GIVEN REQUEST: List every line below containing "content".

RECORDS FOR PROCESSING:
◆ ◆ ◆ ◆ ◆

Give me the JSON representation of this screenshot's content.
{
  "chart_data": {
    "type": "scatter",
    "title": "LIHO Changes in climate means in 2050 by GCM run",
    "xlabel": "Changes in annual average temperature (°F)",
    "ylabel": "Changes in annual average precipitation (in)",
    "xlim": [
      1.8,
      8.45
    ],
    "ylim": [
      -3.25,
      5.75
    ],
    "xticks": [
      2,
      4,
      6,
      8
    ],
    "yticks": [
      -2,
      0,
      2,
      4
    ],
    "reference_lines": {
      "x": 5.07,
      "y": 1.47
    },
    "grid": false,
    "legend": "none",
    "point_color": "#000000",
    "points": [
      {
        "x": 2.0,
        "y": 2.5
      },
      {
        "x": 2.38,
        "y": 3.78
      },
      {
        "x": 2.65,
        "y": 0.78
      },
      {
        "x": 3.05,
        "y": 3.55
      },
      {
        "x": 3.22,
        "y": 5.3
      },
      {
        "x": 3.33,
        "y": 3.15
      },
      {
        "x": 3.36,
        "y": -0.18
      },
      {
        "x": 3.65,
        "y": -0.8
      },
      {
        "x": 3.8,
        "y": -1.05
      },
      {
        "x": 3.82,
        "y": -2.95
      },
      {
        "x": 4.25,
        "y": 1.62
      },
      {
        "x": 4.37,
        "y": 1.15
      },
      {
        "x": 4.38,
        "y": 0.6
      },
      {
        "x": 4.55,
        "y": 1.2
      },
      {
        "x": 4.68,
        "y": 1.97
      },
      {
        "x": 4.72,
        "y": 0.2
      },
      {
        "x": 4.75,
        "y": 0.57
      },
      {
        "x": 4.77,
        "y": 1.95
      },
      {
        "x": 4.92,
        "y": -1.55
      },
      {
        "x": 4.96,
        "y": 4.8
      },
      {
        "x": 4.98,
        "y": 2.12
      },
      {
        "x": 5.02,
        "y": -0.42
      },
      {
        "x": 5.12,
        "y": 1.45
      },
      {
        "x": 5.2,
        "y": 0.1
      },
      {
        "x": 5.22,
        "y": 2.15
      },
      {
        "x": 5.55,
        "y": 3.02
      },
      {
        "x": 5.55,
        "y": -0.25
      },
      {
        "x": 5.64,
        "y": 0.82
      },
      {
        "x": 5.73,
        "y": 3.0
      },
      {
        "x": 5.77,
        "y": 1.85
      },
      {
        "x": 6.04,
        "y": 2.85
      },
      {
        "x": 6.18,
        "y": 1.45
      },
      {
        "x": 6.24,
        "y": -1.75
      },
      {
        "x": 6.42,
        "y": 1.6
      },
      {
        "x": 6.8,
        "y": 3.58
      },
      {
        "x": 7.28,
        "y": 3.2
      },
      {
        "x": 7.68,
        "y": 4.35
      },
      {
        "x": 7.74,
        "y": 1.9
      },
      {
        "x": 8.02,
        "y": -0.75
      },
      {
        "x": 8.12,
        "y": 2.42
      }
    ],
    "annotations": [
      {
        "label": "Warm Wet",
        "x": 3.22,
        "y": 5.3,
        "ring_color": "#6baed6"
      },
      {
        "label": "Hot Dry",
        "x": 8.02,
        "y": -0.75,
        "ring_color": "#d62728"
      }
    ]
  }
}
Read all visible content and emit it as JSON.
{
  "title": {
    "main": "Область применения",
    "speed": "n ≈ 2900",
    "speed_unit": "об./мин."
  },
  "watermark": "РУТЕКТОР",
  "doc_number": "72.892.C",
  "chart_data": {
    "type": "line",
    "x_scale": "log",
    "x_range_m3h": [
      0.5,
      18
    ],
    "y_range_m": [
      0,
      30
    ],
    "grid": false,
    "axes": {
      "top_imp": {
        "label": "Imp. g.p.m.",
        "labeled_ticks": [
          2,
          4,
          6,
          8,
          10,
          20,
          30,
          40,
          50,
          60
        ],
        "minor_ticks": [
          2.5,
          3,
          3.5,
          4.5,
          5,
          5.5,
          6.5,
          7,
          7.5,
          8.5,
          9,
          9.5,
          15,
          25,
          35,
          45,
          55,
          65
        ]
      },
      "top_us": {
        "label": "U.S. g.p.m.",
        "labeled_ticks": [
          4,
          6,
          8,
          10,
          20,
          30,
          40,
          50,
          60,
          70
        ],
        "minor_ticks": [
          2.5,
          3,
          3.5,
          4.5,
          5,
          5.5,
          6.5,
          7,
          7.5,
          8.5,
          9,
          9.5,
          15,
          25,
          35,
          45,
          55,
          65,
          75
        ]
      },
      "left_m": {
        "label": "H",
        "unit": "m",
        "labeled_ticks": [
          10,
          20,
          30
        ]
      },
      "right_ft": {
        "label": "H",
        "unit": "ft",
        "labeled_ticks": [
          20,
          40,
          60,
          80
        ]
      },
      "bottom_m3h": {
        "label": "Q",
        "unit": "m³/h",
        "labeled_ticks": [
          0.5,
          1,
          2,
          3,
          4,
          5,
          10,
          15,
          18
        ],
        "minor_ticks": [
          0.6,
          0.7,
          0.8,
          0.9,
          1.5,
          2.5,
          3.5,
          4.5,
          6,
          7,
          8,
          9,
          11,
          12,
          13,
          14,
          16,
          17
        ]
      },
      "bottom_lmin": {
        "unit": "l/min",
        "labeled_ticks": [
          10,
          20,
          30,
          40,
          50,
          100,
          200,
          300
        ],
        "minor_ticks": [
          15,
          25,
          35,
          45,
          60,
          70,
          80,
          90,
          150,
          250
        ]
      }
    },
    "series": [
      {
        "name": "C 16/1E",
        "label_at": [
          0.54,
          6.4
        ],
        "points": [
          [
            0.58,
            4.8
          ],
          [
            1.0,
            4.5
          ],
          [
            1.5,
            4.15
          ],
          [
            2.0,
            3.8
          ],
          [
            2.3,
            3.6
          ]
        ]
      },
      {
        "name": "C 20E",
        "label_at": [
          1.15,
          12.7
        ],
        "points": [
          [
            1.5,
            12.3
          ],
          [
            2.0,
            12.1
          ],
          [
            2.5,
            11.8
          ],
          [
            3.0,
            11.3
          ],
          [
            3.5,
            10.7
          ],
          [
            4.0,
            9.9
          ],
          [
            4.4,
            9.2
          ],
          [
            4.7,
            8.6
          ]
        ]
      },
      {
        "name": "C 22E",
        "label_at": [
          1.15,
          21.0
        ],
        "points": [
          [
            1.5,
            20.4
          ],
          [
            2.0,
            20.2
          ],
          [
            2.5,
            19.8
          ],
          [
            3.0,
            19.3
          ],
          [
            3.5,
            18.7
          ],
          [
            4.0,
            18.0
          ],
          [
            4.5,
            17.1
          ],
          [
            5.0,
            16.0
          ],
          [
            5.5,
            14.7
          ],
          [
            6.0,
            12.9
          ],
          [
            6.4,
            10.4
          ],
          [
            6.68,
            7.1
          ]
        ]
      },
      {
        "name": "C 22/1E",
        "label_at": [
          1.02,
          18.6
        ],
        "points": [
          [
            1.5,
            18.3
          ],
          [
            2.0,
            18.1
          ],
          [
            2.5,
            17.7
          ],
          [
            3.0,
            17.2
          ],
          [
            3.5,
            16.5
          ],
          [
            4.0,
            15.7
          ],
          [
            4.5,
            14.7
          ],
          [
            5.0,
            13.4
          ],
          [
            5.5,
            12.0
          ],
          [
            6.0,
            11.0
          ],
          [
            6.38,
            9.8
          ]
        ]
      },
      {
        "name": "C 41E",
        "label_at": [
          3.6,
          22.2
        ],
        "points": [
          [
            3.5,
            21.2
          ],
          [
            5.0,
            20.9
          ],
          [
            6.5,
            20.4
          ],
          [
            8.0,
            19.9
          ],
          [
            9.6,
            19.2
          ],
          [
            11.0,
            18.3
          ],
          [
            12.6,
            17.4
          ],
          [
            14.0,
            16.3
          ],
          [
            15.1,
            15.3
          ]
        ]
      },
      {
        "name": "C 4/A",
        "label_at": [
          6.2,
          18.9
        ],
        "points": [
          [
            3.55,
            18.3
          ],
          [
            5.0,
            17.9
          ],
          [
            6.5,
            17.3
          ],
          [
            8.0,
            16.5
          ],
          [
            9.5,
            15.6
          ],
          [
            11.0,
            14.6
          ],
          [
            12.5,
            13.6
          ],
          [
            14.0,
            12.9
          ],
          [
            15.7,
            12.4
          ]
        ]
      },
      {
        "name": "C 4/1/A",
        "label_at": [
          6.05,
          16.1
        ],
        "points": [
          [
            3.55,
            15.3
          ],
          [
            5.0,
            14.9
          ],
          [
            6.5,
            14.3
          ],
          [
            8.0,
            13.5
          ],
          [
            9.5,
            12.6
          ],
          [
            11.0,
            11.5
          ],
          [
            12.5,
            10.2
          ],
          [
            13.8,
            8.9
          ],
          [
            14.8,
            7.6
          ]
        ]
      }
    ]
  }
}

◆ ◆ ◆ ◆ ◆

OUTPUT OF THE TASK:
Give me the JSON representation of this screenshot's content.
Read all visible content and emit it as JSON.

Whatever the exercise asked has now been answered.